## Begin Dataset content

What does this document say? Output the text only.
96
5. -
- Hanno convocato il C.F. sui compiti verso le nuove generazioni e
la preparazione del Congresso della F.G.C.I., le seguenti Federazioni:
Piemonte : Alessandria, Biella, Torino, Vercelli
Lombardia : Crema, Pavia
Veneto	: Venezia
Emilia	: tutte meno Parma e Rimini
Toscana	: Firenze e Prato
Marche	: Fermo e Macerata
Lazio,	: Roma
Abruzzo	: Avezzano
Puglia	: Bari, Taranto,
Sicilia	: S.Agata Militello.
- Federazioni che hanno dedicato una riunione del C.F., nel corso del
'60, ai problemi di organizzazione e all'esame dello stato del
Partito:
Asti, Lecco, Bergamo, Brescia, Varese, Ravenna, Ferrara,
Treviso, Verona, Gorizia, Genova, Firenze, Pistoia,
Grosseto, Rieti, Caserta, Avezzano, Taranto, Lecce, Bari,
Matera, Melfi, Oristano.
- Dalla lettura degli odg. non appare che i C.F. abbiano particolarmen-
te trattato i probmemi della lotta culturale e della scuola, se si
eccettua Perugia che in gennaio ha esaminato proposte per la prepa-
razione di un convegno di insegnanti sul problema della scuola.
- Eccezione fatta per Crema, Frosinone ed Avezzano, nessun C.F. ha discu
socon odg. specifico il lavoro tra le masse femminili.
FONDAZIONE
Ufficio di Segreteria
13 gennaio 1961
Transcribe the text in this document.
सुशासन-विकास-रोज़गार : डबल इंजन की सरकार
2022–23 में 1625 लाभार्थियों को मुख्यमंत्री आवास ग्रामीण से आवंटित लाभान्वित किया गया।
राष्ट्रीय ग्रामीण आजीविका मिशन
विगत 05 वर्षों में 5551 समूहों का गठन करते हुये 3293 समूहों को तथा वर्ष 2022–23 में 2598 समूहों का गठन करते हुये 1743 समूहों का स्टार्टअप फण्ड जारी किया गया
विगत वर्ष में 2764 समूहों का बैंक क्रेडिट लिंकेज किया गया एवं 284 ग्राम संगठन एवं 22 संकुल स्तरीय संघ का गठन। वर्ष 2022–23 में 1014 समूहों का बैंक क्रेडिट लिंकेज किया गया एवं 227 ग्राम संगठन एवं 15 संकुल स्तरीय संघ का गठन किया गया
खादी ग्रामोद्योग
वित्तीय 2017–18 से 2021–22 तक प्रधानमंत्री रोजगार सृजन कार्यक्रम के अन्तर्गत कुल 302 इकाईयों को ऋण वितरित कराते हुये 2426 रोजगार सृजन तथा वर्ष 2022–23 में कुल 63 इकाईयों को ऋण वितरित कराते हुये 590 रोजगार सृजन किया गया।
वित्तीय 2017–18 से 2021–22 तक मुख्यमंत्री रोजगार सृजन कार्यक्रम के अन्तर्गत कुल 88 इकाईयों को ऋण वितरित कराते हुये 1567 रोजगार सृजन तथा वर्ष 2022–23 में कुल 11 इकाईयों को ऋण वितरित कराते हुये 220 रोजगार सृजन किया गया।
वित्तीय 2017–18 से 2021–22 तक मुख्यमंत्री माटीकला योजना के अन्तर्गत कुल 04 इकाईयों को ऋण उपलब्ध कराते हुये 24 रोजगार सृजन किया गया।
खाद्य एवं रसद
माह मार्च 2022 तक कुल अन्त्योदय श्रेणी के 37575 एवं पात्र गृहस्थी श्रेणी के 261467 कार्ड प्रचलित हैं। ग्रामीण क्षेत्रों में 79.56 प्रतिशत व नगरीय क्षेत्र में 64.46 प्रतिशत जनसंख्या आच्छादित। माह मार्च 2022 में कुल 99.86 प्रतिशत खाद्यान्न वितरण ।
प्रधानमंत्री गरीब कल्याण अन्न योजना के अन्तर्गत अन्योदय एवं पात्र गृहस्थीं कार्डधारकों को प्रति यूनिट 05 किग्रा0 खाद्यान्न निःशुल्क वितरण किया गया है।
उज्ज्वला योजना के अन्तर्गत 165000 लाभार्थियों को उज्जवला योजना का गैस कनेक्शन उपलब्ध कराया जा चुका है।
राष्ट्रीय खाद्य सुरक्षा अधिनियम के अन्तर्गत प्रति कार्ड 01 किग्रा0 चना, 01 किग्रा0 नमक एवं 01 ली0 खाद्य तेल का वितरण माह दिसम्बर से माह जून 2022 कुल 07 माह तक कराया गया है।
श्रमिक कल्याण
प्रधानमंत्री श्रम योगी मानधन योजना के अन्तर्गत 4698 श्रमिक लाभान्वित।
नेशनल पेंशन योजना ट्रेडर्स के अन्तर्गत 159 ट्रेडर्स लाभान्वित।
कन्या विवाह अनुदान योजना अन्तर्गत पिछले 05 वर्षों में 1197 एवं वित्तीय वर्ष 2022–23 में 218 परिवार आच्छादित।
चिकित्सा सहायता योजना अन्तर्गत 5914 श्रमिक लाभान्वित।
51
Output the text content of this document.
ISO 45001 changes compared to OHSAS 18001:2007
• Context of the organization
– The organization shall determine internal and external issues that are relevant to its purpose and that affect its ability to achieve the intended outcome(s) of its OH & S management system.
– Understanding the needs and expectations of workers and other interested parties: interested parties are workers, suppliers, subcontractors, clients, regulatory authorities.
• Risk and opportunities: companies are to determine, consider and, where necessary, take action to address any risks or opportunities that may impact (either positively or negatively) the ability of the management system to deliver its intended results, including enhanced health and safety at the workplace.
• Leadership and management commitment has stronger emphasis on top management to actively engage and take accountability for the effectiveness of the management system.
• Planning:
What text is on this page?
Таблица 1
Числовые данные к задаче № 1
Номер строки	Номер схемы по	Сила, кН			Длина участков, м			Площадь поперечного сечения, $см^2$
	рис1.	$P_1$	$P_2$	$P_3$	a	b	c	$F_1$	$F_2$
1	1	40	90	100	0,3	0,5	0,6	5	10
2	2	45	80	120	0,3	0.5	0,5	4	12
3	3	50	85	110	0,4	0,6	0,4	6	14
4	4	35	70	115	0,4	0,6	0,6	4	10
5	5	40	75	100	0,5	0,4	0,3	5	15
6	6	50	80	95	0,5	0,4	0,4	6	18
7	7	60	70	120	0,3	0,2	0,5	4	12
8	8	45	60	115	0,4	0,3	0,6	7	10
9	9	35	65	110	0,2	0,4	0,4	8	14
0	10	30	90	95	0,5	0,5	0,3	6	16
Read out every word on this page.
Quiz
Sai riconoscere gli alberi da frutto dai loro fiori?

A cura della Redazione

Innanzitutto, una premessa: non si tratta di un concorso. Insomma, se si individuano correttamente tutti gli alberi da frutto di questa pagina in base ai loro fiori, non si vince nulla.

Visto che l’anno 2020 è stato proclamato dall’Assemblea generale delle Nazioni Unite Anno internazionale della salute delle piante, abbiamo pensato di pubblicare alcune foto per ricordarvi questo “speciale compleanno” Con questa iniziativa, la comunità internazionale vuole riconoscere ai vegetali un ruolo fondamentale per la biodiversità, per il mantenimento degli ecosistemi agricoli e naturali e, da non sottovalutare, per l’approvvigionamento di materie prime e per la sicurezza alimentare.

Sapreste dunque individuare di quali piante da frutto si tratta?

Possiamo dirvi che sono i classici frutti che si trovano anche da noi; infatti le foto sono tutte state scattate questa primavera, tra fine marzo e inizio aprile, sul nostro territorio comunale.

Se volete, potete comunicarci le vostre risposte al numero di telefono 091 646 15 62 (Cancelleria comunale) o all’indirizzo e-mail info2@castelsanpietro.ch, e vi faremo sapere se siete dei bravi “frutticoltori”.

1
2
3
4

## End Dataset content

### Written problem
Of the lines in the records, how many contain the word "system"? Answer with the number and nothing else.

### The result
3